* **GOAL**:
Determine the number of lines where "Objetivos" occurs and reply with that number by itself.

* **PROVIDED ENTRIES**:
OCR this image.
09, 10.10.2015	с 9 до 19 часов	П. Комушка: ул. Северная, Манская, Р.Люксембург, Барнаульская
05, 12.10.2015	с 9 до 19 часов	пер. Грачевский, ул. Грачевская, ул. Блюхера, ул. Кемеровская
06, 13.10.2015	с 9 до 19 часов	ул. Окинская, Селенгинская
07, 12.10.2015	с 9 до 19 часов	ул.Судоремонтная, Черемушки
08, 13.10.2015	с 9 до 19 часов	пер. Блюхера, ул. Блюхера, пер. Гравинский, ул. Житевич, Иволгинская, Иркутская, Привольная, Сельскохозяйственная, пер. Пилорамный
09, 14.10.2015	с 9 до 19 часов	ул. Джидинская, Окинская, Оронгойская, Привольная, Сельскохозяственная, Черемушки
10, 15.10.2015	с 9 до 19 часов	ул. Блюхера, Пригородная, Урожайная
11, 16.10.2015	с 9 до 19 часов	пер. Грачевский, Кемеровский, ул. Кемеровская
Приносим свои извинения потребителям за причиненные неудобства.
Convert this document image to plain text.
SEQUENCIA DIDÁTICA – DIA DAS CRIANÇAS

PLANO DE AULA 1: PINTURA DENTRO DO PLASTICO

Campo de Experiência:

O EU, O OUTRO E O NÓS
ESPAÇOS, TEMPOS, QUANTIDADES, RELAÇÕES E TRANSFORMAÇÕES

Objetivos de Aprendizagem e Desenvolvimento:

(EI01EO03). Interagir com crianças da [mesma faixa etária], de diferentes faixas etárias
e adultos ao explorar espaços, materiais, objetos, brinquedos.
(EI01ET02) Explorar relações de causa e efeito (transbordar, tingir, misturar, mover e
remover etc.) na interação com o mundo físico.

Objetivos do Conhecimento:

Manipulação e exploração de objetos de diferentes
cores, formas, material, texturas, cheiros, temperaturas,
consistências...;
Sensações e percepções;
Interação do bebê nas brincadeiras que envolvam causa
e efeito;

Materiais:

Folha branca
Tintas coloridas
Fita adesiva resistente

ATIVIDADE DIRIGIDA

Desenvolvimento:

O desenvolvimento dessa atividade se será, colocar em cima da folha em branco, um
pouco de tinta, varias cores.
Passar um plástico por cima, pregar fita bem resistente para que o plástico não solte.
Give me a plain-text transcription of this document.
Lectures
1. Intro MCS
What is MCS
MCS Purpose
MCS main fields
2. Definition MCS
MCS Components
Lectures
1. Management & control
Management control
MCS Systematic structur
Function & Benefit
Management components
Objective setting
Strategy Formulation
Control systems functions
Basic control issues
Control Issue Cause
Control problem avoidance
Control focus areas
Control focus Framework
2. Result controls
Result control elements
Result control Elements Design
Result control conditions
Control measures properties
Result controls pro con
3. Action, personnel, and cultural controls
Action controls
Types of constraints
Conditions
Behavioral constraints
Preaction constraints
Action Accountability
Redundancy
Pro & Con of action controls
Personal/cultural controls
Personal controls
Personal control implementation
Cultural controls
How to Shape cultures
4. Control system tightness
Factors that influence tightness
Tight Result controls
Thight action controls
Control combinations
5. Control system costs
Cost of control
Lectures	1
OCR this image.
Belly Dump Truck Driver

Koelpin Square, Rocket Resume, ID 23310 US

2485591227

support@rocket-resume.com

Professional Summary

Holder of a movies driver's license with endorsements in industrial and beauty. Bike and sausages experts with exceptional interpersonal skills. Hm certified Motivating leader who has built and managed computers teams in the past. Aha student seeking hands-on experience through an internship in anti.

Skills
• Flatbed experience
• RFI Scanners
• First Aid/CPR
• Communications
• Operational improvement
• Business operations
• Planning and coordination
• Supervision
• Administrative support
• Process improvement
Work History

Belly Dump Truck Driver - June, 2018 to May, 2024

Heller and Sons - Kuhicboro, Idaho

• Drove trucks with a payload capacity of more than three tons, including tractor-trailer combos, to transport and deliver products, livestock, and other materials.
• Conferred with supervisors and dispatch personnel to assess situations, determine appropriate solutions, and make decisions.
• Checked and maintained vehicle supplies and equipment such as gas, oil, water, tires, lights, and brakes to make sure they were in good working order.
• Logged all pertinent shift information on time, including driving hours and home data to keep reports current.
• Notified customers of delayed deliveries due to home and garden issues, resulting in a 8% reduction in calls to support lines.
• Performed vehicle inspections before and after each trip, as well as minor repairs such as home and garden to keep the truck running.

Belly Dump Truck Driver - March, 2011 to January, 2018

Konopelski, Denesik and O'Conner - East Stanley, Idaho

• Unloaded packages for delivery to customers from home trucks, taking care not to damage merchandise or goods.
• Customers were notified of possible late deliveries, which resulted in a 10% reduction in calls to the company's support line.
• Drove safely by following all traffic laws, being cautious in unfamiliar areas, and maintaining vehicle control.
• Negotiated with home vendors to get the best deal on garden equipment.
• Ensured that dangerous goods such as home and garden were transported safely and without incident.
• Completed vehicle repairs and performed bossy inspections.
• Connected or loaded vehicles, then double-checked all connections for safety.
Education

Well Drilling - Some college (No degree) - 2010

* **WRITTEN SOLUTION**:
2